- **TASK GOAL**: Could you write out, word for word and with nothing else, the stretch of entries from the line containing "- end-labels: 1059462" through the line containing "- x-tick-label: Апрель 2015: [156, 312, 170, 386]"?

———

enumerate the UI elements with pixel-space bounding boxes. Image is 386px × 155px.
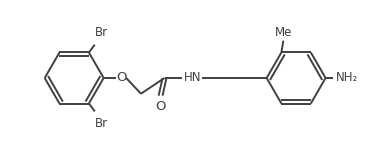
Text: Br: Br — [95, 26, 108, 39]
Text: O: O — [155, 100, 166, 113]
Text: Me: Me — [275, 26, 292, 39]
Text: HN: HN — [184, 71, 201, 84]
Text: Br: Br — [95, 117, 108, 130]
Text: O: O — [116, 71, 127, 84]
Text: NH₂: NH₂ — [335, 71, 358, 84]
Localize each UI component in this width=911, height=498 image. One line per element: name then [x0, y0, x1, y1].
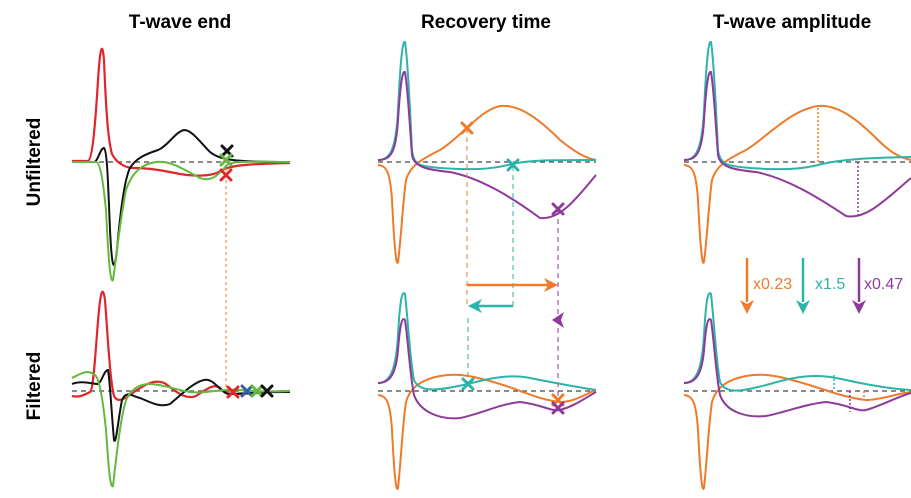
teal-scale-factor: x1.5 [815, 276, 845, 293]
panel-t-wave-amplitude-unfiltered [683, 40, 911, 264]
teal-scale-arrowhead [796, 300, 810, 314]
orange-trace [683, 104, 911, 264]
marker-teal [461, 377, 475, 391]
red-trace [71, 290, 291, 401]
panel-t-wave-amplitude-filtered [683, 292, 911, 490]
marker-orange [460, 121, 474, 135]
panel-recovery-time-filtered [377, 292, 597, 490]
marker-red [226, 385, 240, 399]
scale-arrows: x0.23 x1.5 x0.47 [740, 258, 903, 314]
purple-scale-arrowhead [852, 300, 866, 314]
black-trace [72, 128, 291, 266]
panel-t-wave-end-unfiltered [72, 47, 291, 392]
marker-red [219, 168, 233, 182]
title-t-wave-end: T-wave end [129, 12, 231, 33]
black-trace [71, 368, 291, 442]
teal-trace [683, 292, 911, 392]
marker-teal [506, 158, 520, 172]
orange-trace [683, 373, 911, 490]
marker-green [250, 384, 264, 398]
orange-scale-factor: x0.23 [753, 276, 792, 293]
marker-black [260, 384, 274, 398]
purple-trace [377, 70, 597, 220]
marker-green [219, 153, 233, 167]
purple-trace [683, 70, 911, 218]
purple-scale-factor: x0.47 [864, 276, 903, 293]
orange-trace [377, 373, 597, 490]
title-t-wave-amplitude: T-wave amplitude [713, 12, 871, 33]
title-recovery-time: Recovery time [421, 12, 551, 33]
orange-shift-arrowhead [544, 278, 558, 292]
green-trace [72, 160, 291, 282]
teal-trace [377, 292, 597, 391]
marker-blue [240, 384, 254, 398]
shift-arrows [467, 278, 564, 328]
teal-shift-arrowhead [468, 299, 482, 313]
panel-t-wave-end-filtered [71, 290, 291, 488]
orange-scale-arrowhead [740, 300, 754, 314]
row-label-unfiltered: Unfiltered [24, 118, 45, 207]
red-trace [72, 47, 291, 177]
purple-shift-arrowhead [552, 312, 564, 328]
orange-trace [377, 104, 597, 264]
row-label-filtered: Filtered [24, 352, 45, 421]
panel-recovery-time-unfiltered [377, 40, 597, 318]
marker-purple [551, 202, 565, 216]
green-trace [71, 371, 291, 488]
marker-purple [551, 401, 565, 415]
purple-trace [683, 318, 911, 418]
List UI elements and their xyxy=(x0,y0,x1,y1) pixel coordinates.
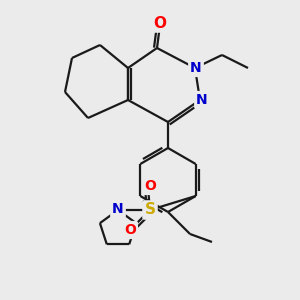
Text: N: N xyxy=(112,202,124,216)
Text: O: O xyxy=(124,223,136,237)
Text: S: S xyxy=(145,202,155,217)
Text: N: N xyxy=(190,61,202,75)
Text: N: N xyxy=(196,93,208,107)
Text: O: O xyxy=(154,16,166,31)
Text: O: O xyxy=(144,179,156,193)
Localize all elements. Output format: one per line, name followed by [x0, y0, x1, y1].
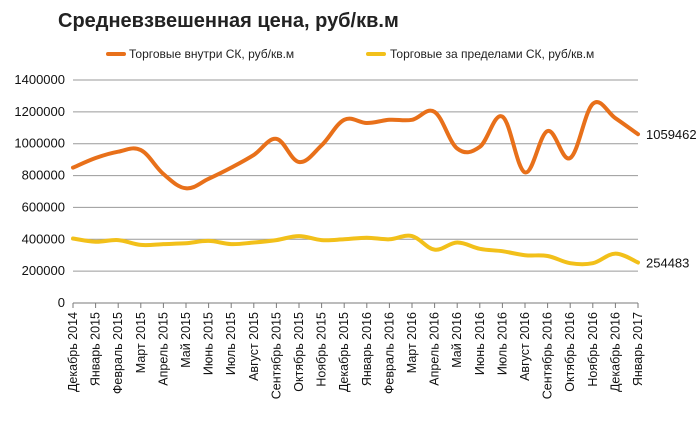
- end-labels: 1059462 254483: [646, 127, 697, 270]
- x-tick-label: Ноябрь 2016: [586, 312, 600, 387]
- y-tick-label: 800000: [22, 168, 65, 183]
- x-tick-label: Май 2015: [179, 312, 193, 368]
- y-tick-label: 1000000: [14, 136, 65, 151]
- grid: [73, 79, 638, 304]
- chart-title: Средневзвешенная цена, руб/кв.м: [58, 10, 399, 32]
- y-tick-label: 600000: [22, 199, 65, 214]
- x-tick-label: Июль 2015: [224, 312, 238, 375]
- y-tick-label: 0: [58, 295, 65, 310]
- y-tick-label: 400000: [22, 231, 65, 246]
- x-tick-label: Июнь 2015: [202, 312, 216, 375]
- x-tick-label: Февраль 2016: [382, 312, 396, 394]
- x-tick-label: Апрель 2015: [156, 312, 170, 386]
- legend-item-series-0: Торговые внутри СК, руб/кв.м: [106, 47, 294, 61]
- x-tick-label: Декабрь 2014: [66, 312, 80, 392]
- x-tick-label: Январь 2015: [89, 312, 103, 386]
- legend-item-series-1: Торговые за пределами СК, руб/кв.м: [366, 47, 594, 61]
- y-tick-label: 1200000: [14, 104, 65, 119]
- x-tick-label: Декабрь 2016: [608, 312, 622, 392]
- x-tick-label: Март 2016: [405, 312, 419, 373]
- legend: Торговые внутри СК, руб/кв.м Торговые за…: [106, 47, 594, 61]
- x-tick-label: Август 2015: [247, 312, 261, 381]
- x-tick-label: Март 2015: [134, 312, 148, 373]
- x-tick-label: Май 2016: [450, 312, 464, 368]
- x-tick-label: Октябрь 2016: [563, 312, 577, 392]
- x-tick-label: Январь 2017: [631, 312, 645, 386]
- x-tick-label: Август 2016: [518, 312, 532, 381]
- y-tick-label: 200000: [22, 263, 65, 278]
- series-layer: [71, 100, 640, 267]
- x-tick-label: Ноябрь 2015: [315, 312, 329, 387]
- end-label-series-1: 254483: [646, 255, 689, 270]
- x-tick-label: Декабрь 2015: [337, 312, 351, 392]
- x-tick-label: Февраль 2015: [111, 312, 125, 394]
- x-tick-label: Апрель 2016: [428, 312, 442, 386]
- legend-label-series-0: Торговые внутри СК, руб/кв.м: [129, 47, 294, 61]
- legend-label-series-1: Торговые за пределами СК, руб/кв.м: [390, 47, 594, 61]
- x-tick-label: Январь 2016: [360, 312, 374, 386]
- x-axis-ticks: Декабрь 2014 Январь 2015 Февраль 2015 Март …: [66, 303, 645, 399]
- x-tick-label: Сентябрь 2015: [269, 312, 283, 399]
- end-label-series-0: 1059462: [646, 127, 697, 142]
- x-tick-label: Июнь 2016: [473, 312, 487, 375]
- y-axis-ticks: 0 200000 400000 600000 800000 1000000 1200000 1…: [14, 72, 65, 310]
- x-tick-label: Сентябрь 2016: [541, 312, 555, 399]
- series-line-1: [71, 233, 640, 267]
- series-line-0: [71, 100, 640, 191]
- y-tick-label: 1400000: [14, 72, 65, 87]
- x-tick-label: Июль 2016: [495, 312, 509, 375]
- x-tick-label: Октябрь 2015: [292, 312, 306, 392]
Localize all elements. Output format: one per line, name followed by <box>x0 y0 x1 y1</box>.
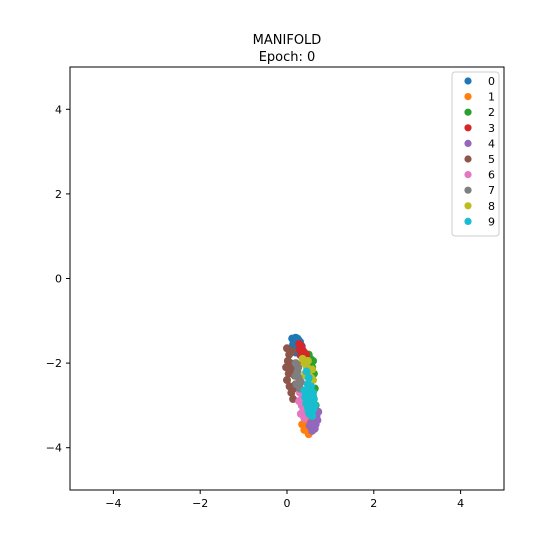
point-class-0-11 <box>289 340 298 349</box>
y-tick-label-0: −4 <box>46 442 62 455</box>
legend-marker-5 <box>464 155 472 163</box>
chart-title-line-1: MANIFOLD <box>253 33 322 48</box>
legend-box <box>451 71 500 237</box>
legend-marker-7 <box>464 186 472 194</box>
legend-label-4: 4 <box>488 137 495 150</box>
x-tick-label-2: 0 <box>284 497 291 510</box>
x-tick-label-4: 4 <box>457 497 464 510</box>
point-class-9-14 <box>300 386 309 395</box>
point-class-9-19 <box>304 407 313 416</box>
point-class-9-15 <box>306 382 315 391</box>
y-tick-label-3: 2 <box>55 188 62 201</box>
legend-marker-9 <box>464 217 472 225</box>
chart-title-line-2: Epoch: 0 <box>259 50 316 65</box>
legend-label-0: 0 <box>488 75 495 88</box>
y-tick-label-2: 0 <box>55 273 62 286</box>
legend-label-1: 1 <box>488 91 495 104</box>
point-class-3-7 <box>296 345 305 354</box>
x-tick-label-1: −2 <box>192 497 208 510</box>
legend-marker-3 <box>464 124 472 132</box>
legend-marker-8 <box>464 202 472 210</box>
legend-marker-0 <box>464 77 472 85</box>
point-class-5-5 <box>283 376 291 385</box>
point-class-4-12 <box>308 426 317 435</box>
y-tick-label-4: 4 <box>55 103 62 116</box>
point-class-5-8 <box>289 395 298 404</box>
points-layer <box>282 333 323 439</box>
legend-marker-1 <box>464 93 472 101</box>
legend-marker-6 <box>464 171 472 179</box>
legend-label-7: 7 <box>488 184 495 197</box>
legend-marker-4 <box>464 139 472 147</box>
point-class-9-12 <box>302 399 311 408</box>
point-class-5-10 <box>288 347 297 356</box>
legend-label-8: 8 <box>488 200 495 213</box>
legend-label-6: 6 <box>488 169 495 182</box>
x-tick-label-3: 2 <box>370 497 377 510</box>
legend-label-3: 3 <box>488 122 495 135</box>
point-class-9-16 <box>309 388 318 397</box>
point-class-9-1 <box>304 373 313 382</box>
ticks-layer: −4 −2 0 2 4 −4 −2 0 2 4 <box>46 103 464 510</box>
legend-label-5: 5 <box>488 153 495 166</box>
point-class-7-6 <box>296 378 305 387</box>
legend-marker-2 <box>464 108 472 116</box>
point-class-7-7 <box>291 371 300 380</box>
point-class-9-0 <box>302 367 311 376</box>
point-class-8-8 <box>303 356 312 365</box>
point-class-7-5 <box>294 363 303 372</box>
point-class-5-14 <box>287 365 296 374</box>
point-class-9-13 <box>309 395 318 404</box>
legend: 0 1 2 3 4 5 6 7 8 9 <box>451 71 500 237</box>
point-class-9-18 <box>310 401 319 410</box>
y-tick-label-1: −2 <box>46 357 62 370</box>
legend-label-9: 9 <box>488 215 495 228</box>
x-tick-label-0: −4 <box>105 497 121 510</box>
point-class-9-17 <box>301 392 310 401</box>
legend-label-2: 2 <box>488 106 495 119</box>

———

- **RESPONSE TO THE EXERCISE**:
- end-labels: 1059462 254483: [646, 127, 697, 270]
- x-tick-label: Ноябрь 2016: [586, 312, 600, 387]
- y-tick-label: 800000: [22, 168, 65, 183]
- x-tick-label: Май 2015: [179, 312, 193, 368]
- y-tick-label: 1000000: [14, 136, 65, 151]
- grid: [73, 79, 638, 304]
- chart-title: Средневзвешенная цена, руб/кв.м: [58, 10, 399, 32]
- y-tick-label: 600000: [22, 199, 65, 214]
- x-tick-label: Июль 2015: [224, 312, 238, 375]
- y-tick-label: 0: [58, 295, 65, 310]
- y-tick-label: 400000: [22, 231, 65, 246]
- x-tick-label: Июнь 2015: [202, 312, 216, 375]
- x-tick-label: Февраль 2016: [382, 312, 396, 394]
- x-tick-label: Апрель 2015: [156, 312, 170, 386]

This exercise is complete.